• [Work to complete]:
Restate the data exactly as given and keep the pictures out.

+++++

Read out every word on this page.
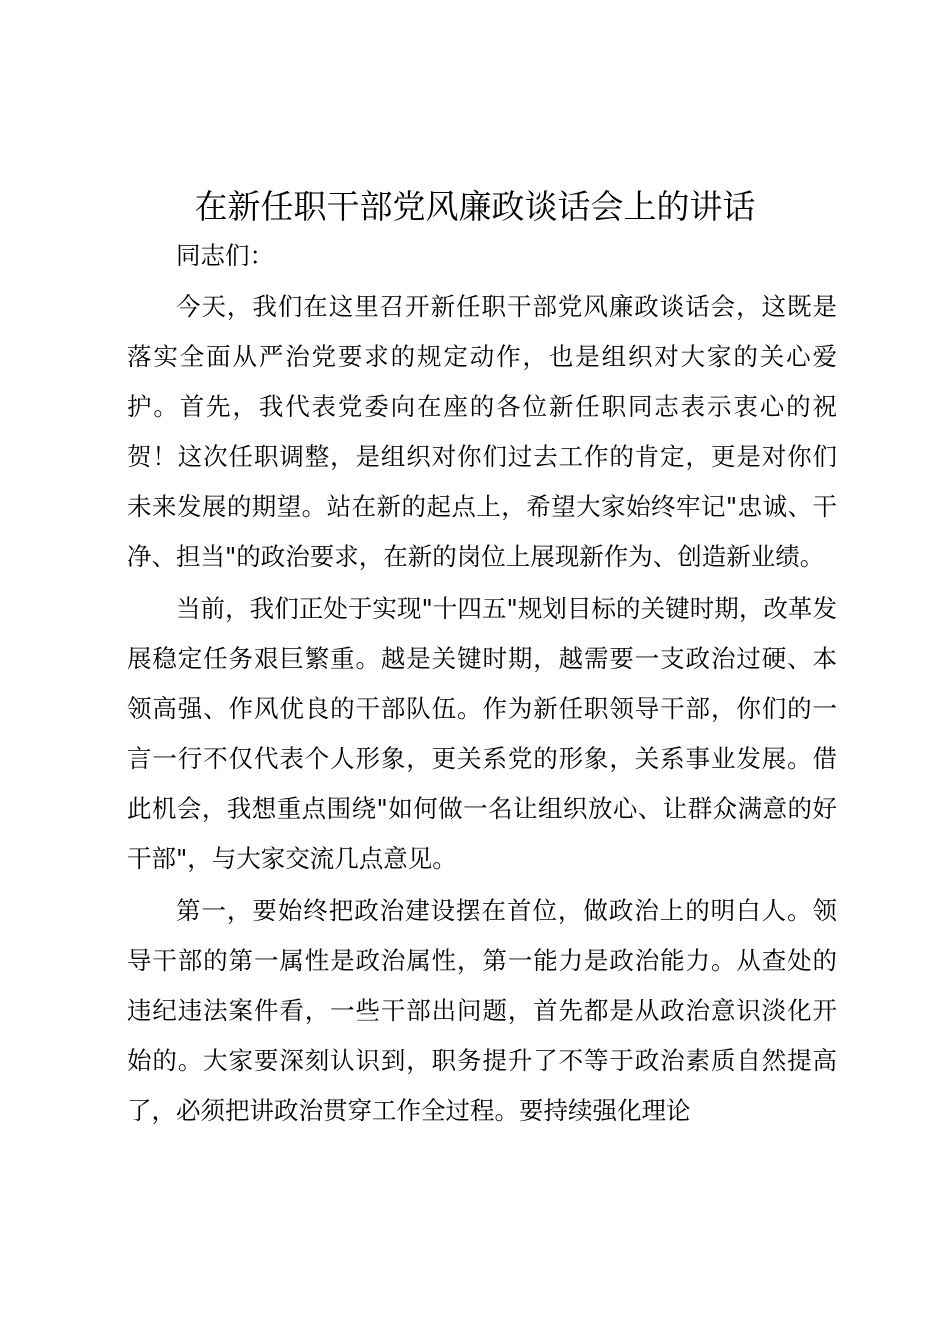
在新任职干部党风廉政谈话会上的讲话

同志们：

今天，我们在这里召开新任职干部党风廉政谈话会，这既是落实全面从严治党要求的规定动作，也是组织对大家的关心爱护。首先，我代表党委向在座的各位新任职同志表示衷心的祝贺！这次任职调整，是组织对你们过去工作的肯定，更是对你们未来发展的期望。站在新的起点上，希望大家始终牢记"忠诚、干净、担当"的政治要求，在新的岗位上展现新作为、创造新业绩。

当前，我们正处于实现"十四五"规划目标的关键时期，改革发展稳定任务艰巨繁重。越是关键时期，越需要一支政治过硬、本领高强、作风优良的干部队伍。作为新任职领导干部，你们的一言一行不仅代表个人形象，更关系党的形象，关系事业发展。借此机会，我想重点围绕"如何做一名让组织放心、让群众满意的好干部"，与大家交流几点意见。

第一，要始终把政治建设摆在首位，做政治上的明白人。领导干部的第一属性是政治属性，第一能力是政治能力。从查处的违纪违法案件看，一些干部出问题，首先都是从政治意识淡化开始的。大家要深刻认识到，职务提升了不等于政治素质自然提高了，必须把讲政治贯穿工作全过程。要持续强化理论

+++++

• [Full answer]:
Read out every word on this page.
在新任职干部党风廉政谈话会上的讲话

同志们：

今天，我们在这里召开新任职干部党风廉政谈话会，这既是落实全面从严治党要求的规定动作，也是组织对大家的关心爱护。首先，我代表党委向在座的各位新任职同志表示衷心的祝贺！这次任职调整，是组织对你们过去工作的肯定，更是对你们未来发展的期望。站在新的起点上，希望大家始终牢记"忠诚、干净、担当"的政治要求，在新的岗位上展现新作为、创造新业绩。

当前，我们正处于实现"十四五"规划目标的关键时期，改革发展稳定任务艰巨繁重。越是关键时期，越需要一支政治过硬、本领高强、作风优良的干部队伍。作为新任职领导干部，你们的一言一行不仅代表个人形象，更关系党的形象，关系事业发展。借此机会，我想重点围绕"如何做一名让组织放心、让群众满意的好干部"，与大家交流几点意见。

第一，要始终把政治建设摆在首位，做政治上的明白人。领导干部的第一属性是政治属性，第一能力是政治能力。从查处的违纪违法案件看，一些干部出问题，首先都是从政治意识淡化开始的。大家要深刻认识到，职务提升了不等于政治素质自然提高了，必须把讲政治贯穿工作全过程。要持续强化理论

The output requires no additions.